The request:
Repeat the listing exactly as given, omitting every image.

* Begin *

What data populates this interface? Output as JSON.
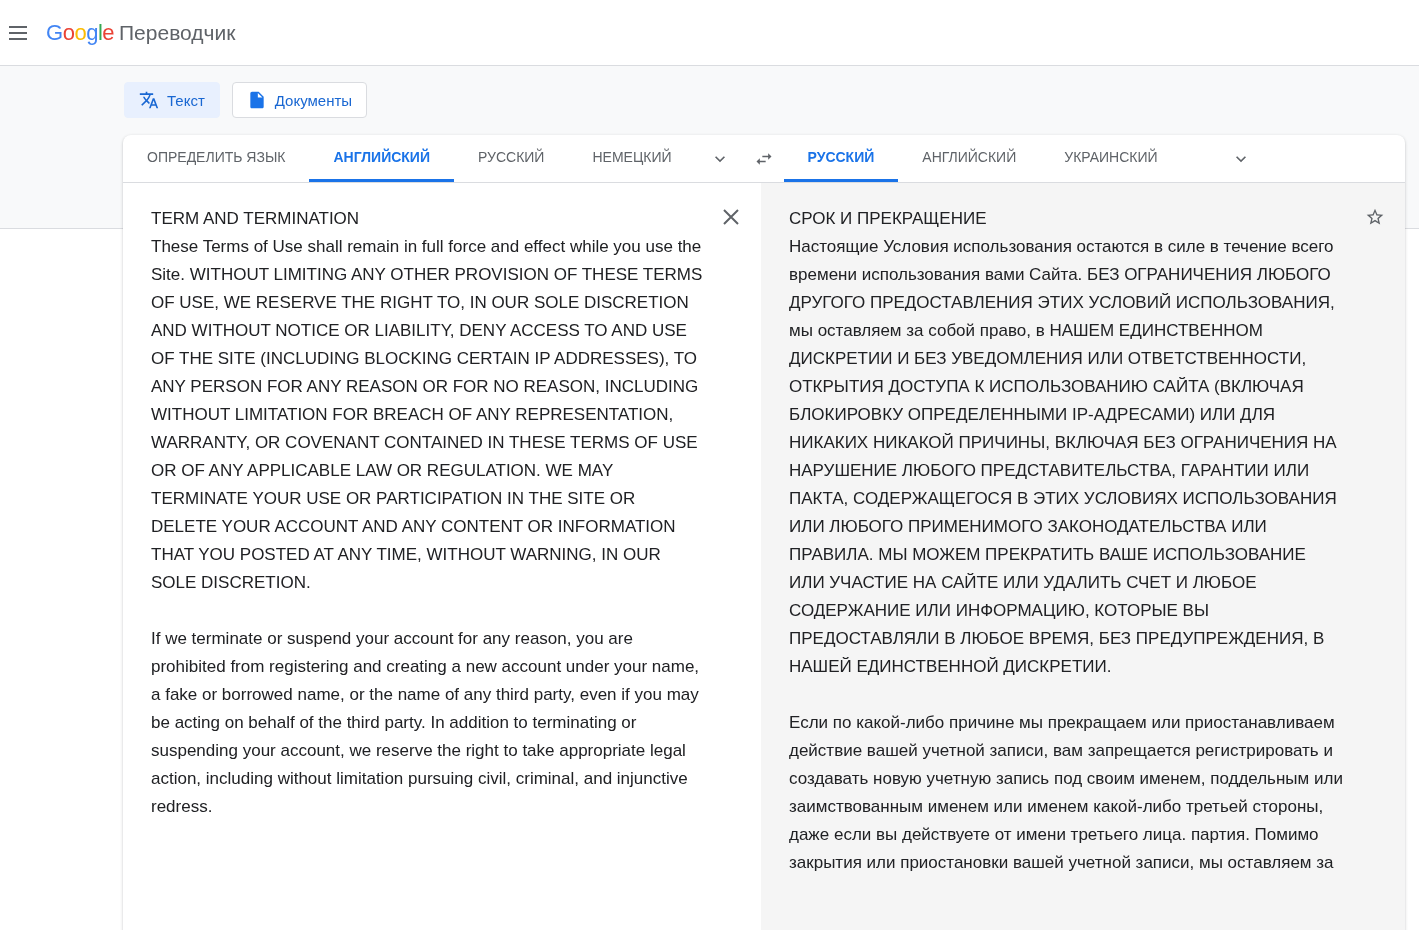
{
  "header": {
    "logo": "Google",
    "app_name": "Переводчик"
  },
  "modes": [
    {
      "label": "Текст",
      "kind": "text",
      "selected": true
    },
    {
      "label": "Документы",
      "kind": "documents",
      "selected": false
    }
  ],
  "source_languages": [
    {
      "label": "ОПРЕДЕЛИТЬ ЯЗЫК",
      "selected": false
    },
    {
      "label": "АНГЛИЙСКИЙ",
      "selected": true
    },
    {
      "label": "РУССКИЙ",
      "selected": false
    },
    {
      "label": "НЕМЕЦКИЙ",
      "selected": false
    }
  ],
  "target_languages": [
    {
      "label": "РУССКИЙ",
      "selected": true
    },
    {
      "label": "АНГЛИЙСКИЙ",
      "selected": false
    },
    {
      "label": "УКРАИНСКИЙ",
      "selected": false
    }
  ],
  "source": {
    "title": "TERM AND TERMINATION",
    "paragraphs": [
      "These Terms of Use shall remain in full force and effect while you use the Site. WITHOUT LIMITING ANY OTHER PROVISION OF THESE TERMS OF USE, WE RESERVE THE RIGHT TO, IN OUR SOLE DISCRETION AND WITHOUT NOTICE OR LIABILITY, DENY ACCESS TO AND USE OF THE SITE (INCLUDING BLOCKING CERTAIN IP ADDRESSES), TO ANY PERSON FOR ANY REASON OR FOR NO REASON, INCLUDING WITHOUT LIMITATION FOR BREACH OF ANY REPRESENTATION, WARRANTY, OR COVENANT CONTAINED IN THESE TERMS OF USE OR OF ANY APPLICABLE LAW OR REGULATION. WE MAY TERMINATE YOUR USE OR PARTICIPATION IN THE SITE OR DELETE YOUR ACCOUNT AND ANY CONTENT OR INFORMATION THAT YOU POSTED AT ANY TIME, WITHOUT WARNING, IN OUR SOLE DISCRETION.",
      "If we terminate or suspend your account for any reason, you are prohibited from registering and creating a new account under your name, a fake or borrowed name, or the name of any third party, even if you may be acting on behalf of the third party. In addition to terminating or suspending your account, we reserve the right to take appropriate legal action, including without limitation pursuing civil, criminal, and injunctive redress."
    ]
  },
  "translation": {
    "title": "СРОК И ПРЕКРАЩЕНИЕ",
    "paragraphs": [
      "Настоящие Условия использования остаются в силе в течение всего времени использования вами Сайта. БЕЗ ОГРАНИЧЕНИЯ ЛЮБОГО ДРУГОГО ПРЕДОСТАВЛЕНИЯ ЭТИХ УСЛОВИЙ ИСПОЛЬЗОВАНИЯ, мы оставляем за собой право, в НАШЕМ ЕДИНСТВЕННОМ ДИСКРЕТИИ И БЕЗ УВЕДОМЛЕНИЯ ИЛИ ОТВЕТСТВЕННОСТИ, ОТКРЫТИЯ ДОСТУПА К ИСПОЛЬЗОВАНИЮ САЙТА (ВКЛЮЧАЯ БЛОКИРОВКУ ОПРЕДЕЛЕННЫМИ IP-АДРЕСАМИ) ИЛИ ДЛЯ НИКАКИХ НИКАКОЙ ПРИЧИНЫ, ВКЛЮЧАЯ БЕЗ ОГРАНИЧЕНИЯ НА НАРУШЕНИЕ ЛЮБОГО ПРЕДСТАВИТЕЛЬСТВА, ГАРАНТИИ ИЛИ ПАКТА, СОДЕРЖАЩЕГОСЯ В ЭТИХ УСЛОВИЯХ ИСПОЛЬЗОВАНИЯ ИЛИ ЛЮБОГО ПРИМЕНИМОГО ЗАКОНОДАТЕЛЬСТВА ИЛИ ПРАВИЛА. МЫ МОЖЕМ ПРЕКРАТИТЬ ВАШЕ ИСПОЛЬЗОВАНИЕ ИЛИ УЧАСТИЕ НА САЙТЕ ИЛИ УДАЛИТЬ СЧЕТ И ЛЮБОЕ СОДЕРЖАНИЕ ИЛИ ИНФОРМАЦИЮ, КОТОРЫЕ ВЫ ПРЕДОСТАВЛЯЛИ В ЛЮБОЕ ВРЕМЯ, БЕЗ ПРЕДУПРЕЖДЕНИЯ, В НАШЕЙ ЕДИНСТВЕННОЙ ДИСКРЕТИИ.",
      "Если по какой-либо причине мы прекращаем или приостанавливаем действие вашей учетной записи, вам запрещается регистрировать и создавать новую учетную запись под своим именем, поддельным или заимствованным именем или именем какой-либо третьей стороны, даже если вы действуете от имени третьего лица. партия. Помимо закрытия или приостановки вашей учетной записи, мы оставляем за"
    ]
  }
}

* End *

Written response:
What data populates this interface? Output as JSON.
{
  "header": {
    "logo": "Google",
    "app_name": "Переводчик"
  },
  "modes": [
    {
      "label": "Текст",
      "kind": "text",
      "selected": true
    },
    {
      "label": "Документы",
      "kind": "documents",
      "selected": false
    }
  ],
  "source_languages": [
    {
      "label": "ОПРЕДЕЛИТЬ ЯЗЫК",
      "selected": false
    },
    {
      "label": "АНГЛИЙСКИЙ",
      "selected": true
    },
    {
      "label": "РУССКИЙ",
      "selected": false
    },
    {
      "label": "НЕМЕЦКИЙ",
      "selected": false
    }
  ],
  "target_languages": [
    {
      "label": "РУССКИЙ",
      "selected": true
    },
    {
      "label": "АНГЛИЙСКИЙ",
      "selected": false
    },
    {
      "label": "УКРАИНСКИЙ",
      "selected": false
    }
  ],
  "source": {
    "title": "TERM AND TERMINATION",
    "paragraphs": [
      "These Terms of Use shall remain in full force and effect while you use the Site. WITHOUT LIMITING ANY OTHER PROVISION OF THESE TERMS OF USE, WE RESERVE THE RIGHT TO, IN OUR SOLE DISCRETION AND WITHOUT NOTICE OR LIABILITY, DENY ACCESS TO AND USE OF THE SITE (INCLUDING BLOCKING CERTAIN IP ADDRESSES), TO ANY PERSON FOR ANY REASON OR FOR NO REASON, INCLUDING WITHOUT LIMITATION FOR BREACH OF ANY REPRESENTATION, WARRANTY, OR COVENANT CONTAINED IN THESE TERMS OF USE OR OF ANY APPLICABLE LAW OR REGULATION. WE MAY TERMINATE YOUR USE OR PARTICIPATION IN THE SITE OR DELETE YOUR ACCOUNT AND ANY CONTENT OR INFORMATION THAT YOU POSTED AT ANY TIME, WITHOUT WARNING, IN OUR SOLE DISCRETION.",
      "If we terminate or suspend your account for any reason, you are prohibited from registering and creating a new account under your name, a fake or borrowed name, or the name of any third party, even if you may be acting on behalf of the third party. In addition to terminating or suspending your account, we reserve the right to take appropriate legal action, including without limitation pursuing civil, criminal, and injunctive redress."
    ]
  },
  "translation": {
    "title": "СРОК И ПРЕКРАЩЕНИЕ",
    "paragraphs": [
      "Настоящие Условия использования остаются в силе в течение всего времени использования вами Сайта. БЕЗ ОГРАНИЧЕНИЯ ЛЮБОГО ДРУГОГО ПРЕДОСТАВЛЕНИЯ ЭТИХ УСЛОВИЙ ИСПОЛЬЗОВАНИЯ, мы оставляем за собой право, в НАШЕМ ЕДИНСТВЕННОМ ДИСКРЕТИИ И БЕЗ УВЕДОМЛЕНИЯ ИЛИ ОТВЕТСТВЕННОСТИ, ОТКРЫТИЯ ДОСТУПА К ИСПОЛЬЗОВАНИЮ САЙТА (ВКЛЮЧАЯ БЛОКИРОВКУ ОПРЕДЕЛЕННЫМИ IP-АДРЕСАМИ) ИЛИ ДЛЯ НИКАКИХ НИКАКОЙ ПРИЧИНЫ, ВКЛЮЧАЯ БЕЗ ОГРАНИЧЕНИЯ НА НАРУШЕНИЕ ЛЮБОГО ПРЕДСТАВИТЕЛЬСТВА, ГАРАНТИИ ИЛИ ПАКТА, СОДЕРЖАЩЕГОСЯ В ЭТИХ УСЛОВИЯХ ИСПОЛЬЗОВАНИЯ ИЛИ ЛЮБОГО ПРИМЕНИМОГО ЗАКОНОДАТЕЛЬСТВА ИЛИ ПРАВИЛА. МЫ МОЖЕМ ПРЕКРАТИТЬ ВАШЕ ИСПОЛЬЗОВАНИЕ ИЛИ УЧАСТИЕ НА САЙТЕ ИЛИ УДАЛИТЬ СЧЕТ И ЛЮБОЕ СОДЕРЖАНИЕ ИЛИ ИНФОРМАЦИЮ, КОТОРЫЕ ВЫ ПРЕДОСТАВЛЯЛИ В ЛЮБОЕ ВРЕМЯ, БЕЗ ПРЕДУПРЕЖДЕНИЯ, В НАШЕЙ ЕДИНСТВЕННОЙ ДИСКРЕТИИ.",
      "Если по какой-либо причине мы прекращаем или приостанавливаем действие вашей учетной записи, вам запрещается регистрировать и создавать новую учетную запись под своим именем, поддельным или заимствованным именем или именем какой-либо третьей стороны, даже если вы действуете от имени третьего лица. партия. Помимо закрытия или приостановки вашей учетной записи, мы оставляем за"
    ]
  }
}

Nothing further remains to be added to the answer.